Task details: Provide an exact copy of the data, excluding the images.

Data to use:
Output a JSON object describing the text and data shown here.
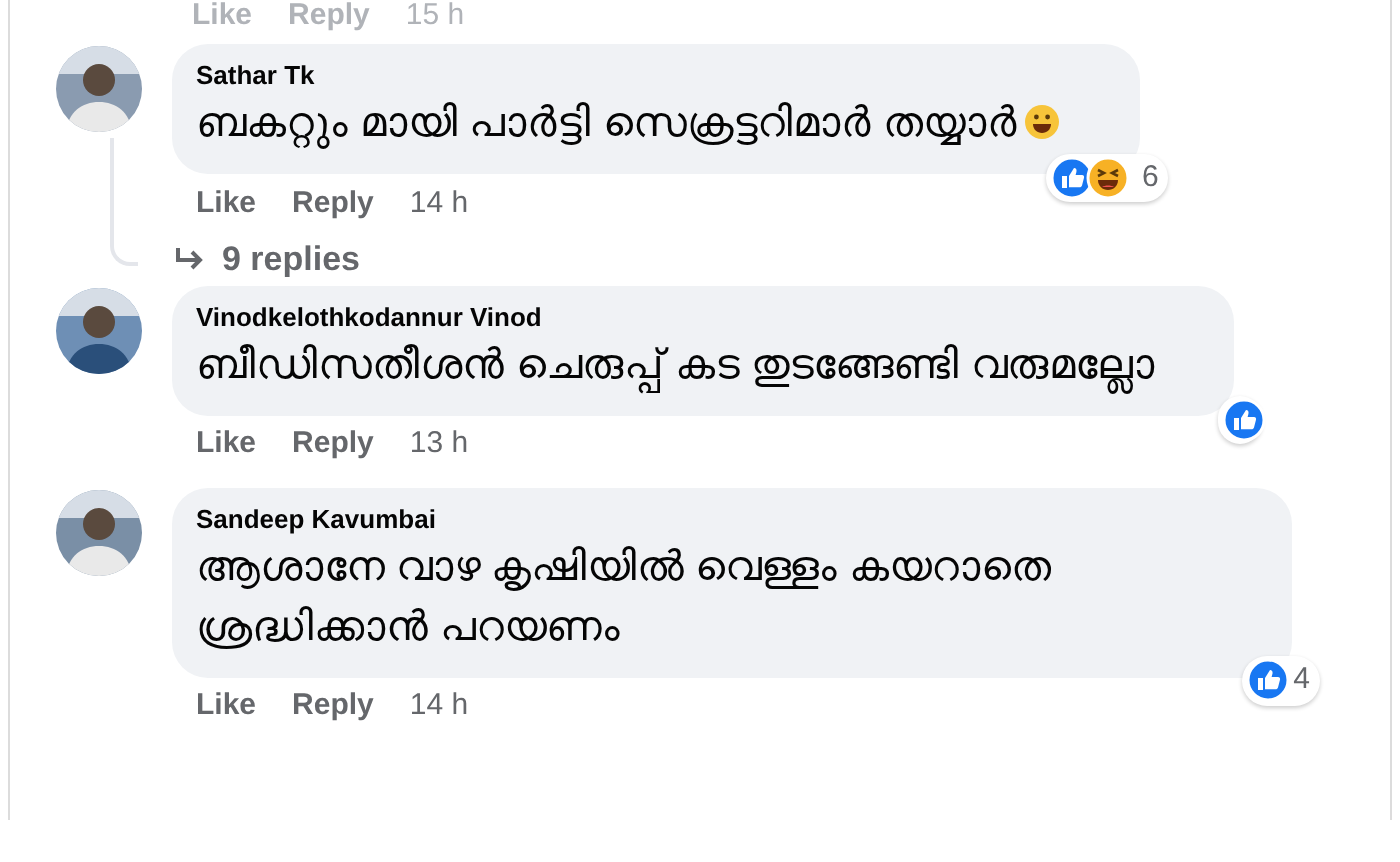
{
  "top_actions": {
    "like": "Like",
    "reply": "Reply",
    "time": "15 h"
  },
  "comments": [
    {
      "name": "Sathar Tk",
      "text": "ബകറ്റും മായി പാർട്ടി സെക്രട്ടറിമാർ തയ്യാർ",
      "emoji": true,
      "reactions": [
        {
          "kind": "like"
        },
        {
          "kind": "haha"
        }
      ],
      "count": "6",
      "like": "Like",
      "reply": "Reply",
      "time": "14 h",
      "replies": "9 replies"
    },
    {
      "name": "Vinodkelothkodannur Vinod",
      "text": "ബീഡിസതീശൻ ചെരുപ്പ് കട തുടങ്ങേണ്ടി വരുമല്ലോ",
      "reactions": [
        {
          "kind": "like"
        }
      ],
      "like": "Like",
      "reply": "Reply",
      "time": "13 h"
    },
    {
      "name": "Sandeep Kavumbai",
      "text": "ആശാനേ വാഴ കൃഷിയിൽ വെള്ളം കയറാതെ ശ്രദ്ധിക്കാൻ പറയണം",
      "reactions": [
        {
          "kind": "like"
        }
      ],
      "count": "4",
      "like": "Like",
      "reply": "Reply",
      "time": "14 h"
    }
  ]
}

Result below:
Output a JSON object describing the text and data shown here.
{
  "top_actions": {
    "like": "Like",
    "reply": "Reply",
    "time": "15 h"
  },
  "comments": [
    {
      "name": "Sathar Tk",
      "text": "ബകറ്റും മായി പാർട്ടി സെക്രട്ടറിമാർ തയ്യാർ",
      "emoji": true,
      "reactions": [
        {
          "kind": "like"
        },
        {
          "kind": "haha"
        }
      ],
      "count": "6",
      "like": "Like",
      "reply": "Reply",
      "time": "14 h",
      "replies": "9 replies"
    },
    {
      "name": "Vinodkelothkodannur Vinod",
      "text": "ബീഡിസതീശൻ ചെരുപ്പ് കട തുടങ്ങേണ്ടി വരുമല്ലോ",
      "reactions": [
        {
          "kind": "like"
        }
      ],
      "like": "Like",
      "reply": "Reply",
      "time": "13 h"
    },
    {
      "name": "Sandeep Kavumbai",
      "text": "ആശാനേ വാഴ കൃഷിയിൽ വെള്ളം കയറാതെ ശ്രദ്ധിക്കാൻ പറയണം",
      "reactions": [
        {
          "kind": "like"
        }
      ],
      "count": "4",
      "like": "Like",
      "reply": "Reply",
      "time": "14 h"
    }
  ]
}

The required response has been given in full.